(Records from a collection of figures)
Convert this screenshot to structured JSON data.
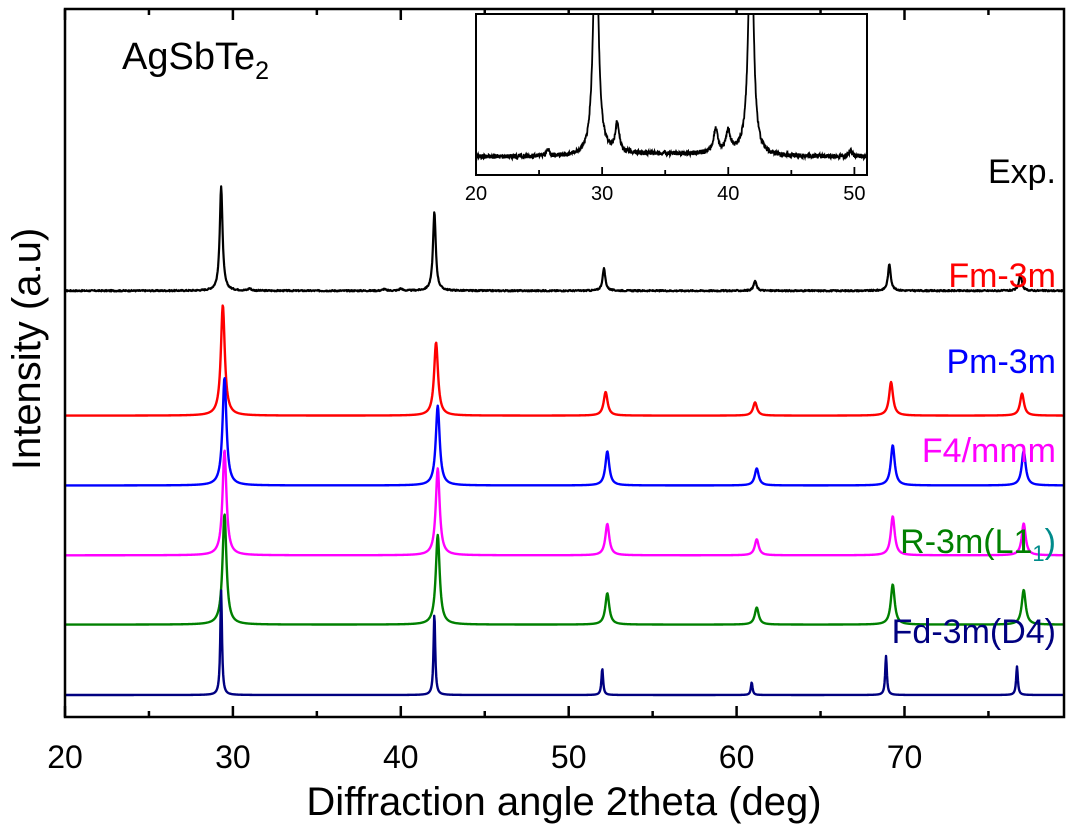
{
  "chart_data": [
    {
      "type": "line",
      "title": "AgSbTe",
      "title_subscript": "2",
      "xlabel": "Diffraction angle 2theta (deg)",
      "ylabel": "Intensity (a.u)",
      "xlim": [
        20,
        79.5
      ],
      "ylim": [
        0,
        1
      ],
      "x_ticks": [
        20,
        30,
        40,
        50,
        60,
        70
      ],
      "y_ticks_labeled": false,
      "grid": false,
      "legend": "inline labels at right of each curve",
      "series": [
        {
          "name": "Exp.",
          "color": "#000000",
          "baseline": 0.735,
          "linewidth": 2.2,
          "peak_width": 0.1,
          "noise": 0.0025,
          "peaks": [
            {
              "x": 29.3,
              "h": 0.19
            },
            {
              "x": 31.0,
              "h": 0.004
            },
            {
              "x": 39.0,
              "h": 0.003
            },
            {
              "x": 40.0,
              "h": 0.004
            },
            {
              "x": 42.0,
              "h": 0.143
            },
            {
              "x": 52.1,
              "h": 0.04
            },
            {
              "x": 61.1,
              "h": 0.018
            },
            {
              "x": 69.1,
              "h": 0.048
            },
            {
              "x": 76.9,
              "h": 0.03
            }
          ]
        },
        {
          "name": "Fm-3m",
          "color": "#ff0000",
          "baseline": 0.508,
          "linewidth": 2.4,
          "peak_width": 0.14,
          "noise": 0,
          "peaks": [
            {
              "x": 29.4,
              "h": 0.201
            },
            {
              "x": 42.1,
              "h": 0.133
            },
            {
              "x": 52.2,
              "h": 0.043
            },
            {
              "x": 61.1,
              "h": 0.024
            },
            {
              "x": 69.2,
              "h": 0.061
            },
            {
              "x": 77.0,
              "h": 0.04
            }
          ]
        },
        {
          "name": "Pm-3m",
          "color": "#0000ff",
          "baseline": 0.381,
          "linewidth": 2.4,
          "peak_width": 0.14,
          "noise": 0,
          "peaks": [
            {
              "x": 29.5,
              "h": 0.196
            },
            {
              "x": 42.2,
              "h": 0.145
            },
            {
              "x": 52.3,
              "h": 0.062
            },
            {
              "x": 61.2,
              "h": 0.031
            },
            {
              "x": 69.3,
              "h": 0.073
            },
            {
              "x": 77.1,
              "h": 0.063
            }
          ]
        },
        {
          "name": "F4/mmm",
          "color": "#ff00ff",
          "baseline": 0.254,
          "linewidth": 2.4,
          "peak_width": 0.14,
          "noise": 0,
          "peaks": [
            {
              "x": 29.5,
              "h": 0.191
            },
            {
              "x": 42.2,
              "h": 0.158
            },
            {
              "x": 52.3,
              "h": 0.057
            },
            {
              "x": 61.2,
              "h": 0.029
            },
            {
              "x": 69.3,
              "h": 0.071
            },
            {
              "x": 77.1,
              "h": 0.058
            }
          ]
        },
        {
          "name": "R-3m(L1",
          "name_subscript": "1",
          "name_suffix": ")",
          "suffix_color": "#008b8b",
          "color": "#008000",
          "baseline": 0.128,
          "linewidth": 2.4,
          "peak_width": 0.14,
          "noise": 0,
          "peaks": [
            {
              "x": 29.5,
              "h": 0.201
            },
            {
              "x": 42.2,
              "h": 0.163
            },
            {
              "x": 52.3,
              "h": 0.057
            },
            {
              "x": 61.2,
              "h": 0.031
            },
            {
              "x": 69.3,
              "h": 0.073
            },
            {
              "x": 77.1,
              "h": 0.063
            }
          ]
        },
        {
          "name": "Fd-3m(D4)",
          "color": "#000080",
          "baseline": 0.0,
          "linewidth": 2.4,
          "peak_width": 0.06,
          "noise": 0,
          "peaks": [
            {
              "x": 29.3,
              "h": 0.19
            },
            {
              "x": 42.0,
              "h": 0.148
            },
            {
              "x": 52.0,
              "h": 0.048
            },
            {
              "x": 60.9,
              "h": 0.023
            },
            {
              "x": 68.9,
              "h": 0.071
            },
            {
              "x": 76.7,
              "h": 0.052
            }
          ]
        }
      ]
    },
    {
      "type": "line",
      "role": "inset",
      "title": "",
      "xlabel": "",
      "ylabel": "",
      "xlim": [
        20,
        51
      ],
      "ylim": [
        0,
        1
      ],
      "x_ticks": [
        20,
        30,
        40,
        50
      ],
      "grid": false,
      "series": [
        {
          "name": "Exp. (zoomed)",
          "color": "#000000",
          "baseline": 0.08,
          "noise": 0.018,
          "peaks": [
            {
              "x": 25.7,
              "h": 0.05,
              "w": 0.15
            },
            {
              "x": 29.5,
              "h": 2.0,
              "w": 0.22
            },
            {
              "x": 31.2,
              "h": 0.22,
              "w": 0.18
            },
            {
              "x": 39.0,
              "h": 0.18,
              "w": 0.2
            },
            {
              "x": 40.0,
              "h": 0.16,
              "w": 0.2
            },
            {
              "x": 41.8,
              "h": 2.0,
              "w": 0.22
            },
            {
              "x": 49.7,
              "h": 0.05,
              "w": 0.15
            }
          ]
        }
      ]
    }
  ]
}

- **Short problem**:
Determine how many lines of the listing hold the word "baseline" and reply with that figure alone.

- **The completed task**:
7